Short problem:
Extract every line that includes the string "school".

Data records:
^^^^^^^^

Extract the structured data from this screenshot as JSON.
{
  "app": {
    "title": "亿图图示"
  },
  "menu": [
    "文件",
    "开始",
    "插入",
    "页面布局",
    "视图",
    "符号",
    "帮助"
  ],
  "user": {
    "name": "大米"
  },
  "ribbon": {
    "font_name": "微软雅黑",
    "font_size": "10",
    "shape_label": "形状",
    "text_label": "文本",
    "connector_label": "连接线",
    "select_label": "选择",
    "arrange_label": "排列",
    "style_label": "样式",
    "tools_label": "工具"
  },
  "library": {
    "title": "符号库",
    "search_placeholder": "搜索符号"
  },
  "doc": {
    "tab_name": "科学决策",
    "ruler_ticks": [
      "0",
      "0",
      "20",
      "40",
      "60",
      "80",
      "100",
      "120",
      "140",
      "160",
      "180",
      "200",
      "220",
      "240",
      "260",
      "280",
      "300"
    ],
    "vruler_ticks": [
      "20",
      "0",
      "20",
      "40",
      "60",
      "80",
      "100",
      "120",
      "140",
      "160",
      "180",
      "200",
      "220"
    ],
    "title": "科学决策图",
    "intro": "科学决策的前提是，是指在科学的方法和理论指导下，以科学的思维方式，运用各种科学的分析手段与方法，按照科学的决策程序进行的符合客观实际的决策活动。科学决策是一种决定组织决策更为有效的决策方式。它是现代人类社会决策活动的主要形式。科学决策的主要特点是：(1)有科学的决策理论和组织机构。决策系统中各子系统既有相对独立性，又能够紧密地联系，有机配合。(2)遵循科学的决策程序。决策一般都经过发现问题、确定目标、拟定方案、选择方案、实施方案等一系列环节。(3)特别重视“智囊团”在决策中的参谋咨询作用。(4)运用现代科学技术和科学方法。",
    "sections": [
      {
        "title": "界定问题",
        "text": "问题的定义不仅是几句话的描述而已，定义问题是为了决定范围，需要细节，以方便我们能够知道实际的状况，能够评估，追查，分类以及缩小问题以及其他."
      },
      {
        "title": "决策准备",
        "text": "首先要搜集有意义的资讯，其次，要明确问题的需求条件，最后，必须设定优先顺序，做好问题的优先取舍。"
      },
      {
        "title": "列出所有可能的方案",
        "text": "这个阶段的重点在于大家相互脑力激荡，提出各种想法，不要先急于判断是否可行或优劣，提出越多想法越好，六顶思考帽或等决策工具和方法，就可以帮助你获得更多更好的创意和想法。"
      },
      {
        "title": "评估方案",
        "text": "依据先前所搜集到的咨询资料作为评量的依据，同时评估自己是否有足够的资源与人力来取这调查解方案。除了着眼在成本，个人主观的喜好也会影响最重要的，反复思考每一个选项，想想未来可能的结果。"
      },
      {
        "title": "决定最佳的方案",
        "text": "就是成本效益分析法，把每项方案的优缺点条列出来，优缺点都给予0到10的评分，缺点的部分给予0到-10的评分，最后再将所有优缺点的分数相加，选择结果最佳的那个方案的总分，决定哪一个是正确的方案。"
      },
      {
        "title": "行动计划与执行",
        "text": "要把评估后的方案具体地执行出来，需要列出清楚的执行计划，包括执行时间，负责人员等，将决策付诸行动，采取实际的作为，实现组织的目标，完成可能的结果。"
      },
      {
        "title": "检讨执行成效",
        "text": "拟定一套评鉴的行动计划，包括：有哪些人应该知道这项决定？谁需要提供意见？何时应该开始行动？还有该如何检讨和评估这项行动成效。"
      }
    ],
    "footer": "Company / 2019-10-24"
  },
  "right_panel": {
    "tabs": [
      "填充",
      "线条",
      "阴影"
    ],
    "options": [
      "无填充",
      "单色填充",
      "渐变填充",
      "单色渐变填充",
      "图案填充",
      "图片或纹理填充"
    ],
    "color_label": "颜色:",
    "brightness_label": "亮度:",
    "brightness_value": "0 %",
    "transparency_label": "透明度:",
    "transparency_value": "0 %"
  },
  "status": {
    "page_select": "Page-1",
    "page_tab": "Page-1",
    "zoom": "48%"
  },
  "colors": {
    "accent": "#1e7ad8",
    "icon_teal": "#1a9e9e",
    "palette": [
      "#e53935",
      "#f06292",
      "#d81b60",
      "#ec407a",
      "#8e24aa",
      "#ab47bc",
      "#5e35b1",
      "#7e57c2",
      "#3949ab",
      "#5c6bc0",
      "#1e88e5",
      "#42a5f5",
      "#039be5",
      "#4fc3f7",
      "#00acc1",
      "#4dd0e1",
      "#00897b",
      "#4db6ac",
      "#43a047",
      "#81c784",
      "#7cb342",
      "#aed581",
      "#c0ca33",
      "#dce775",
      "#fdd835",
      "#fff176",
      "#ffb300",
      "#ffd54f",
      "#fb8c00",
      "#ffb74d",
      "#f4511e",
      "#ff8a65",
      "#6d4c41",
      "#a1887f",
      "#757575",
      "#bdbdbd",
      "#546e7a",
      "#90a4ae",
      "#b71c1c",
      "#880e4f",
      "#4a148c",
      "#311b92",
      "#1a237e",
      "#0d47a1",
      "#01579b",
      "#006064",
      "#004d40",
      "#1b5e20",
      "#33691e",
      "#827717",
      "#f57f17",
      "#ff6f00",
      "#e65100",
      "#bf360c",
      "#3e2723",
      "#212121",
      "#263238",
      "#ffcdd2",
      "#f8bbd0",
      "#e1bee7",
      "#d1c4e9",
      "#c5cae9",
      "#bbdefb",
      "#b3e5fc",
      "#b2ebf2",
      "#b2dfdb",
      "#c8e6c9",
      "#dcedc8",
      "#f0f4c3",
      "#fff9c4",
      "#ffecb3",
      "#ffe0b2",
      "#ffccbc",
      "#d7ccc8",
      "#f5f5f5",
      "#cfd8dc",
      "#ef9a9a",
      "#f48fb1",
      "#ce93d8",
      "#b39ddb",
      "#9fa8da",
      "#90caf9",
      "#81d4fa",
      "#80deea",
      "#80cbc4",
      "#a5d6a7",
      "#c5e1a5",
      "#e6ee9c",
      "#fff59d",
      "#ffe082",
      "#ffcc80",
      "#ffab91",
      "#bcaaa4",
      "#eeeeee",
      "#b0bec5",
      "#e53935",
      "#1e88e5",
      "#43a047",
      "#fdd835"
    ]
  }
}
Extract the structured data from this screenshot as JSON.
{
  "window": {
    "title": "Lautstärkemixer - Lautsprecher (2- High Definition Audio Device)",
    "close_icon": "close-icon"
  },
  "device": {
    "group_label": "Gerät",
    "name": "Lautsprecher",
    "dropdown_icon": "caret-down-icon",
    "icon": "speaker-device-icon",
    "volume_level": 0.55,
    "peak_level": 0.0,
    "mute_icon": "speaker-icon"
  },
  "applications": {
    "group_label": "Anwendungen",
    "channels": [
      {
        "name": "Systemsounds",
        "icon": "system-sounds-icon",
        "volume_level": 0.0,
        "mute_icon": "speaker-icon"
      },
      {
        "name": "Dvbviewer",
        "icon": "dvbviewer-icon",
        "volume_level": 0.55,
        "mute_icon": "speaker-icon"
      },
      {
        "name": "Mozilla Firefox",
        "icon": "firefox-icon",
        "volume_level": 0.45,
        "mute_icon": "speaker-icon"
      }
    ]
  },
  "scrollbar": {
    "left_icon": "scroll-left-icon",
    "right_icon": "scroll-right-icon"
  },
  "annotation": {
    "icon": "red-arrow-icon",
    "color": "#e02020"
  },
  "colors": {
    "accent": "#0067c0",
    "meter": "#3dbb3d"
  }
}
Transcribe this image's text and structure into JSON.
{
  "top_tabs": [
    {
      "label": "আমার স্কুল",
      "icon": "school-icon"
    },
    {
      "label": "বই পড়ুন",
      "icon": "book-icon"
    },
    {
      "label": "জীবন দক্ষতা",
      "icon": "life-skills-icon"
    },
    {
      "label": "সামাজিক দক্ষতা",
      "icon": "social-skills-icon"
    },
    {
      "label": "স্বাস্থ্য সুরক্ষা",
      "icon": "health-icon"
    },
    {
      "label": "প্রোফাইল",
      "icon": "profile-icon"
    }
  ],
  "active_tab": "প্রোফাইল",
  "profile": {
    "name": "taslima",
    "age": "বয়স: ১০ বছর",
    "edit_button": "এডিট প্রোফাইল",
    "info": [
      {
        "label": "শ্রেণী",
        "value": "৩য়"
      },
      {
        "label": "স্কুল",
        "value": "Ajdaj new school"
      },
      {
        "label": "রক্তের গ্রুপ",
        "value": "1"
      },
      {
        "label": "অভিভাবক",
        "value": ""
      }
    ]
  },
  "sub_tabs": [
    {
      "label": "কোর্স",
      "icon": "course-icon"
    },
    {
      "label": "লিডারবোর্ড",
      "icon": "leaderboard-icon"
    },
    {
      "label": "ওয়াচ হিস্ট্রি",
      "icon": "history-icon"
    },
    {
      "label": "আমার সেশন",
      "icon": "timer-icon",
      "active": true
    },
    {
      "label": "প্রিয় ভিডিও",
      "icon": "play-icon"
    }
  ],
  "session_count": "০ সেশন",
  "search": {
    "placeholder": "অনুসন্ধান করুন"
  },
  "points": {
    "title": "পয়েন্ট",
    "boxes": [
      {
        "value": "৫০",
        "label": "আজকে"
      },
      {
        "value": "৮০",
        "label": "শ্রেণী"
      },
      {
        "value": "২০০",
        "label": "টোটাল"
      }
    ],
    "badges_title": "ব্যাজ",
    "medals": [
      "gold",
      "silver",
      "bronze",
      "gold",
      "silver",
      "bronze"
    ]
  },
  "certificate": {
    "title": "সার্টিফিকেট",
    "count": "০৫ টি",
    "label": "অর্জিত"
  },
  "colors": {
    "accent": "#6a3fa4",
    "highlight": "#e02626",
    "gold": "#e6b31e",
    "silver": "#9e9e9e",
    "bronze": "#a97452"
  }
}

^^^^^^^^

The completed task:
      "icon": "school-icon"
        "value": "Ajdaj new school"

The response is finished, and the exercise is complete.